Some records

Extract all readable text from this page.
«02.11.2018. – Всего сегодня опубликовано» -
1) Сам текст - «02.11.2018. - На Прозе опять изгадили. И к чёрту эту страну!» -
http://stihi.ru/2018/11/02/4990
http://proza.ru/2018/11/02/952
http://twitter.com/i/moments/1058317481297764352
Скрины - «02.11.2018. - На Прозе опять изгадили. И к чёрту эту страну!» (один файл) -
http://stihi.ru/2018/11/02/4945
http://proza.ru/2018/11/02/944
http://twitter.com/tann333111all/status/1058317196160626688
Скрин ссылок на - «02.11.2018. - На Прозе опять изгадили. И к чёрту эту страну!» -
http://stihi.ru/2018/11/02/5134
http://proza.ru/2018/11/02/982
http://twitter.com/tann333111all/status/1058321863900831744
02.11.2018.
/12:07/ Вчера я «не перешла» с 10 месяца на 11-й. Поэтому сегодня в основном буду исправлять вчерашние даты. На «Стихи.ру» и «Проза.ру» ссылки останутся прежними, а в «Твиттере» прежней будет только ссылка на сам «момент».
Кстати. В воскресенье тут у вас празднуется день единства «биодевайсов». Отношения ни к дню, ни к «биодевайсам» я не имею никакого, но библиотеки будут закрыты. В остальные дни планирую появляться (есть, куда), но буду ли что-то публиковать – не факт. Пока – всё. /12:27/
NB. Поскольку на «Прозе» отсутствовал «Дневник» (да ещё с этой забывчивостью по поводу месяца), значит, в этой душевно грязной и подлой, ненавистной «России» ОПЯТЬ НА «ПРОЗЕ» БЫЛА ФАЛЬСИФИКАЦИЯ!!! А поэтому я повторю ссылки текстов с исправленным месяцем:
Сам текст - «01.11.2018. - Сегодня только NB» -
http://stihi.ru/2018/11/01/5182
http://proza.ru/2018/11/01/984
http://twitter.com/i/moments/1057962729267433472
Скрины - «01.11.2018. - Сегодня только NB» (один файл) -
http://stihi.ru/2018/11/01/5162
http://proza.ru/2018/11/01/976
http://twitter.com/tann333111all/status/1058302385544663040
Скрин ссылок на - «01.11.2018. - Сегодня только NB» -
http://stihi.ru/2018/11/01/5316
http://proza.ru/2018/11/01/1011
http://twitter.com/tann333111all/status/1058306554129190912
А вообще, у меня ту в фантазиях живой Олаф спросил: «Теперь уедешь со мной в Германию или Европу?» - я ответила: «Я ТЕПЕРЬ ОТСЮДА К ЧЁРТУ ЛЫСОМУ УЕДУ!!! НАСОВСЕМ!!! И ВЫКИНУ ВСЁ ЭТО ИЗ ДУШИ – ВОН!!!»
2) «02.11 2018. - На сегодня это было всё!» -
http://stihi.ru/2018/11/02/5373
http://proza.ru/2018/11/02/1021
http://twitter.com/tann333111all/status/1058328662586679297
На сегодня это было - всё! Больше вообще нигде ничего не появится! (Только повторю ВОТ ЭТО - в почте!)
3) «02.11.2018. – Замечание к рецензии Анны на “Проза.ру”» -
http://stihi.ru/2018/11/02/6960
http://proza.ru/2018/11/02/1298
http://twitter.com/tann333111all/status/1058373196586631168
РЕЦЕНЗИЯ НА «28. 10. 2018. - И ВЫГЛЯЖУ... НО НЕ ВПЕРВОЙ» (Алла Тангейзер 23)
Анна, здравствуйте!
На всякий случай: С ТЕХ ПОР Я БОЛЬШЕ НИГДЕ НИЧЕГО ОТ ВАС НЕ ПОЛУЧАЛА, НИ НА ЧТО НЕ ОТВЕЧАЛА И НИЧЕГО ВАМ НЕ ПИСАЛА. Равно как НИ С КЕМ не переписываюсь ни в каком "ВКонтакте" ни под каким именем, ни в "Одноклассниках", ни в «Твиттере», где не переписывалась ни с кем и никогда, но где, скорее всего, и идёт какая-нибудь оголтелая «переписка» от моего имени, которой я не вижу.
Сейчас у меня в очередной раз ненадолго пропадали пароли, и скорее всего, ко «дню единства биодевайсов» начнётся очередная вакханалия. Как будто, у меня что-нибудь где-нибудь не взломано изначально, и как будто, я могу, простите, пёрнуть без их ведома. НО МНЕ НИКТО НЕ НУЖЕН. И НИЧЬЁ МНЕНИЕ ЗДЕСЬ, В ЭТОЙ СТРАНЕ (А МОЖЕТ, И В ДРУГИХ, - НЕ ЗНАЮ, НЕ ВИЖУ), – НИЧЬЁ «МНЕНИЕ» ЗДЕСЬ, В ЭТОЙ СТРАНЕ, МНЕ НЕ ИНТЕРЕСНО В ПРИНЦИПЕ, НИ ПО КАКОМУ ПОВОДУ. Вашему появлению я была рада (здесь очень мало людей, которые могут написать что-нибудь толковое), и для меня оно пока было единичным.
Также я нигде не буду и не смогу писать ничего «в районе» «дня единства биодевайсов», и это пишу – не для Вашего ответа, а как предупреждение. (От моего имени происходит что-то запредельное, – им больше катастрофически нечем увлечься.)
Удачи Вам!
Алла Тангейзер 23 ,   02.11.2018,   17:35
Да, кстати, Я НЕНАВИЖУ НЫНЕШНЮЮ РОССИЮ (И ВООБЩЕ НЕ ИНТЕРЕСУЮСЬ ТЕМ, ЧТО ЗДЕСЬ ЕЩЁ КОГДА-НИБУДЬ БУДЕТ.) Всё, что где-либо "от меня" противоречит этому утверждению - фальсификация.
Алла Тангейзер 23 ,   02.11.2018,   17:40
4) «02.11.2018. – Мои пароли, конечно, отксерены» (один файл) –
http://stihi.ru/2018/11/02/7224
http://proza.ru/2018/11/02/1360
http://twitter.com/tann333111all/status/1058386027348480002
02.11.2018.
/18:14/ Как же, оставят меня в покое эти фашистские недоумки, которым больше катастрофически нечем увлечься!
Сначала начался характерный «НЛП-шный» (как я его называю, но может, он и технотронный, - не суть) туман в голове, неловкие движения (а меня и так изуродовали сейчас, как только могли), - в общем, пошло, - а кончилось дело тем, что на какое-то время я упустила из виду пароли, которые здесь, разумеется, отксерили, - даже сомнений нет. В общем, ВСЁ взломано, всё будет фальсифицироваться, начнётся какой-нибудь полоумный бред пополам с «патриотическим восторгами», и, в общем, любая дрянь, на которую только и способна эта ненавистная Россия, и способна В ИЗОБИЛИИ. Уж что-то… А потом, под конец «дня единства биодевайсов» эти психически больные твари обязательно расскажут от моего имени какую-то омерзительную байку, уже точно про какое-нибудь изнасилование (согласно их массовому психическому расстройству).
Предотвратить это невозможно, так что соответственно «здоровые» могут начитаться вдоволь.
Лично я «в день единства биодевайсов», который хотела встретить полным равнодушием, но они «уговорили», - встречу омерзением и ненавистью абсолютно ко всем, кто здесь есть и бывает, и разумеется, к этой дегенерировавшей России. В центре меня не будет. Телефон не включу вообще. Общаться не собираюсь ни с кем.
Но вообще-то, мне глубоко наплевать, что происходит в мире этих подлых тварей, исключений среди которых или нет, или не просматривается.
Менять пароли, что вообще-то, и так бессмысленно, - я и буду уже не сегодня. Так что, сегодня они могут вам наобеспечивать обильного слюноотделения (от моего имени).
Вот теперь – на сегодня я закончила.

**EXERCISE AIM**
Go through the data and gather every line that holds "ссылки".

**ANSWER BELOW**
/12:07/ Вчера я «не перешла» с 10 месяца на 11-й. Поэтому сегодня в основном буду исправлять вчерашние даты. На «Стихи.ру» и «Проза.ру» ссылки останутся прежними, а в «Твиттере» прежней будет только ссылка на сам «момент».
NB. Поскольку на «Прозе» отсутствовал «Дневник» (да ещё с этой забывчивостью по поводу месяца), значит, в этой душевно грязной и подлой, ненавистной «России» ОПЯТЬ НА «ПРОЗЕ» БЫЛА ФАЛЬСИФИКАЦИЯ!!! А поэтому я повторю ссылки текстов с исправленным месяцем:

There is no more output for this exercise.